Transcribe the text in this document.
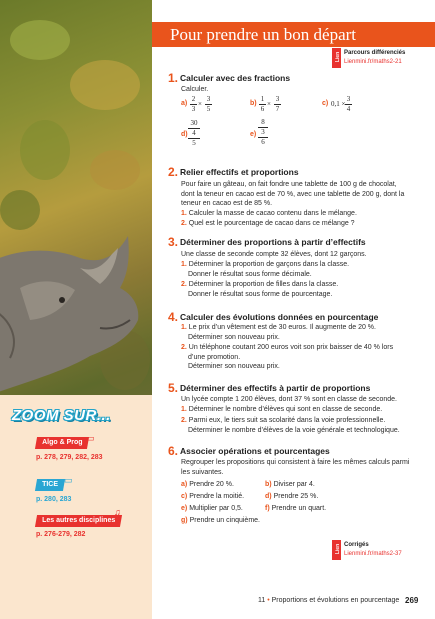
ZOOM SUR...
Algo & Prog ▭
p. 278, 279, 282, 283
TICE ▭
p. 280, 283
Les autres disciplines
♫
p. 276-279, 282
Pour prendre un bon départ
Lien Parcours différenciés
Lienmini.fr/maths2-21
1. Calculer avec des fractions
Calculer.
a)
2
3
×
3
5
b)
1
6
×
3
7
c) 0,1 ×
3
4
d)
30
4
5
e)
8
3
6
2. Relier effectifs et proportions
Pour faire un gâteau, on fait fondre une tablette de 100 g de chocolat,
dont la teneur en cacao est de 70 %, avec une tablette de 200 g, dont la
teneur en cacao est de 85 %.
1. Calculer la masse de cacao contenu dans le mélange.
2. Quel est le pourcentage de cacao dans ce mélange ?
3. Déterminer des proportions à partir d’effectifs
Une classe de seconde compte 32 élèves, dont 12 garçons.
1. Déterminer la proportion de garçons dans la classe.
Donner le résultat sous forme décimale.
2. Déterminer la proportion de filles dans la classe.
Donner le résultat sous forme de pourcentage.
4. Calculer des évolutions données en pourcentage
1. Le prix d’un vêtement est de 30 euros. Il augmente de 20 %.
Déterminer son nouveau prix.
2. Un téléphone coutant 200 euros voit son prix baisser de 40 % lors
d’une promotion.
Déterminer son nouveau prix.
5. Déterminer des effectifs à partir de proportions
Un lycée compte 1 200 élèves, dont 37 % sont en classe de seconde.
1. Déterminer le nombre d’élèves qui sont en classe de seconde.
2. Parmi eux, le tiers suit sa scolarité dans la voie professionnelle.
Déterminer le nombre d’élèves de la voie générale et technologique.
6. Associer opérations et pourcentages
Regrouper les propositions qui consistent à faire les mêmes calculs parmi
les suivantes.
a) Prendre 20 %.	b) Diviser par 4.
c) Prendre la moitié.	d) Prendre 25 %.
e) Multiplier par 0,5.	f) Prendre un quart.
g) Prendre un cinquième.
Lien Corrigés
Lienmini.fr/maths2-37
11 • Proportions et évolutions en pourcentage 269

------------------------------------------------

§ Task description
Lines that hold the word "voie" are the ones to return, every one of them.

§ Output of the task
2. Parmi eux, le tiers suit sa scolarité dans la voie professionnelle.
Déterminer le nombre d’élèves de la voie générale et technologique.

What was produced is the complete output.